Short task: Write out each entry, exactly the way it appears.

* Start Input material *

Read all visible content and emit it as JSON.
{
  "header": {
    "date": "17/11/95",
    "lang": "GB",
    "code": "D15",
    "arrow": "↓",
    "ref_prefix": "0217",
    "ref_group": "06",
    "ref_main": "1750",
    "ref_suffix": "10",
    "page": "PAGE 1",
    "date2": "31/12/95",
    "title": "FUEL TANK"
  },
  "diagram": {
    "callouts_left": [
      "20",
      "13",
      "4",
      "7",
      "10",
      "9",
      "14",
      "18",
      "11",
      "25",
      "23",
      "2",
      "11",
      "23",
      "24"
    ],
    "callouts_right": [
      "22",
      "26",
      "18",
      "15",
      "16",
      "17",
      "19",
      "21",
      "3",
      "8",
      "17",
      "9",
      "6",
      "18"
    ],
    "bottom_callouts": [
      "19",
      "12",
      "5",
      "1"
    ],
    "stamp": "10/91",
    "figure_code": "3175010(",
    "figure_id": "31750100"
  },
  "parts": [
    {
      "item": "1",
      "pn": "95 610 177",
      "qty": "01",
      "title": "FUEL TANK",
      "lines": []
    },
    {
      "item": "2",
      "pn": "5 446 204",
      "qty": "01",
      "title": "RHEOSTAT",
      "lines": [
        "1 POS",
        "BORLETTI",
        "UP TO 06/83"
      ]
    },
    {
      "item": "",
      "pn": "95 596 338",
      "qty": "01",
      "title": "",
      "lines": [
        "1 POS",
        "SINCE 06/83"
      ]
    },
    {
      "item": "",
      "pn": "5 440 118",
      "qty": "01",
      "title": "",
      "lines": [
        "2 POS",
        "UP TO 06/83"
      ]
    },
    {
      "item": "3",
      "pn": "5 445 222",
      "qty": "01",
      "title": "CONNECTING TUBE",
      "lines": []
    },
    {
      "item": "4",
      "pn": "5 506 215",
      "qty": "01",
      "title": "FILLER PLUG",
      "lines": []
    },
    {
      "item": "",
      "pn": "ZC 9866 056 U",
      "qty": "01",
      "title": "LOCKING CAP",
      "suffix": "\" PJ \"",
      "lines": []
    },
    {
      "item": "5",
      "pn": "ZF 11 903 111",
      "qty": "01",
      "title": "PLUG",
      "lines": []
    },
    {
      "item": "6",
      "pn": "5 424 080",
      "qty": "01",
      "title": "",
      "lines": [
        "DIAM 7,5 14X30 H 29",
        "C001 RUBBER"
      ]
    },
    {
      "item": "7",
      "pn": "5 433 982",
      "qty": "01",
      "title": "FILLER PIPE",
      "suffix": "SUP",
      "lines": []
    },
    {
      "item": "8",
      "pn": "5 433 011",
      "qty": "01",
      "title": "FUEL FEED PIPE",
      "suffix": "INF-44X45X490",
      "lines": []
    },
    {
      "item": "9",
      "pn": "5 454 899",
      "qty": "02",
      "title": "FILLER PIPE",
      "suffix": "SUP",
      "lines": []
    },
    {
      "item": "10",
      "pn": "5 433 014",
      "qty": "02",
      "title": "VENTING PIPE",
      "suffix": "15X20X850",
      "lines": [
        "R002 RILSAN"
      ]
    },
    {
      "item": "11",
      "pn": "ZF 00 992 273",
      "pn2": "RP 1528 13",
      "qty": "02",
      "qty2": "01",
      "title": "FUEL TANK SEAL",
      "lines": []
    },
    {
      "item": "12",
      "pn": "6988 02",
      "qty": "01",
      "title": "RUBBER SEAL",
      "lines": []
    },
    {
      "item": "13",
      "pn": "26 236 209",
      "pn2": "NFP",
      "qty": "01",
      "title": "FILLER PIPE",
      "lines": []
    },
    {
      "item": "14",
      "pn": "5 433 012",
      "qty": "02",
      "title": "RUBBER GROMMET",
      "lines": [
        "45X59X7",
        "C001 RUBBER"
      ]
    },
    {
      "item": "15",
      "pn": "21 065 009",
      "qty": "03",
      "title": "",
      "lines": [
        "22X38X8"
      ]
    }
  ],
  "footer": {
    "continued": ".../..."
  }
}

* End Input material *

Response:
Read all visible content and emit it as JSON.
{
  "header": {
    "date": "17/11/95",
    "lang": "GB",
    "code": "D15",
    "arrow": "↓",
    "ref_prefix": "0217",
    "ref_group": "06",
    "ref_main": "1750",
    "ref_suffix": "10",
    "page": "PAGE 1",
    "date2": "31/12/95",
    "title": "FUEL TANK"
  },
  "diagram": {
    "callouts_left": [
      "20",
      "13",
      "4",
      "7",
      "10",
      "9",
      "14",
      "18",
      "11",
      "25",
      "23",
      "2",
      "11",
      "23",
      "24"
    ],
    "callouts_right": [
      "22",
      "26",
      "18",
      "15",
      "16",
      "17",
      "19",
      "21",
      "3",
      "8",
      "17",
      "9",
      "6",
      "18"
    ],
    "bottom_callouts": [
      "19",
      "12",
      "5",
      "1"
    ],
    "stamp": "10/91",
    "figure_code": "3175010(",
    "figure_id": "31750100"
  },
  "parts": [
    {
      "item": "1",
      "pn": "95 610 177",
      "qty": "01",
      "title": "FUEL TANK",
      "lines": []
    },
    {
      "item": "2",
      "pn": "5 446 204",
      "qty": "01",
      "title": "RHEOSTAT",
      "lines": [
        "1 POS",
        "BORLETTI",
        "UP TO 06/83"
      ]
    },
    {
      "item": "",
      "pn": "95 596 338",
      "qty": "01",
      "title": "",
      "lines": [
        "1 POS",
        "SINCE 06/83"
      ]
    },
    {
      "item": "",
      "pn": "5 440 118",
      "qty": "01",
      "title": "",
      "lines": [
        "2 POS",
        "UP TO 06/83"
      ]
    },
    {
      "item": "3",
      "pn": "5 445 222",
      "qty": "01",
      "title": "CONNECTING TUBE",
      "lines": []
    },
    {
      "item": "4",
      "pn": "5 506 215",
      "qty": "01",
      "title": "FILLER PLUG",
      "lines": []
    },
    {
      "item": "",
      "pn": "ZC 9866 056 U",
      "qty": "01",
      "title": "LOCKING CAP",
      "suffix": "\" PJ \"",
      "lines": []
    },
    {
      "item": "5",
      "pn": "ZF 11 903 111",
      "qty": "01",
      "title": "PLUG",
      "lines": []
    },
    {
      "item": "6",
      "pn": "5 424 080",
      "qty": "01",
      "title": "",
      "lines": [
        "DIAM 7,5 14X30 H 29",
        "C001 RUBBER"
      ]
    },
    {
      "item": "7",
      "pn": "5 433 982",
      "qty": "01",
      "title": "FILLER PIPE",
      "suffix": "SUP",
      "lines": []
    },
    {
      "item": "8",
      "pn": "5 433 011",
      "qty": "01",
      "title": "FUEL FEED PIPE",
      "suffix": "INF-44X45X490",
      "lines": []
    },
    {
      "item": "9",
      "pn": "5 454 899",
      "qty": "02",
      "title": "FILLER PIPE",
      "suffix": "SUP",
      "lines": []
    },
    {
      "item": "10",
      "pn": "5 433 014",
      "qty": "02",
      "title": "VENTING PIPE",
      "suffix": "15X20X850",
      "lines": [
        "R002 RILSAN"
      ]
    },
    {
      "item": "11",
      "pn": "ZF 00 992 273",
      "pn2": "RP 1528 13",
      "qty": "02",
      "qty2": "01",
      "title": "FUEL TANK SEAL",
      "lines": []
    },
    {
      "item": "12",
      "pn": "6988 02",
      "qty": "01",
      "title": "RUBBER SEAL",
      "lines": []
    },
    {
      "item": "13",
      "pn": "26 236 209",
      "pn2": "NFP",
      "qty": "01",
      "title": "FILLER PIPE",
      "lines": []
    },
    {
      "item": "14",
      "pn": "5 433 012",
      "qty": "02",
      "title": "RUBBER GROMMET",
      "lines": [
        "45X59X7",
        "C001 RUBBER"
      ]
    },
    {
      "item": "15",
      "pn": "21 065 009",
      "qty": "03",
      "title": "",
      "lines": [
        "22X38X8"
      ]
    }
  ],
  "footer": {
    "continued": ".../..."
  }
}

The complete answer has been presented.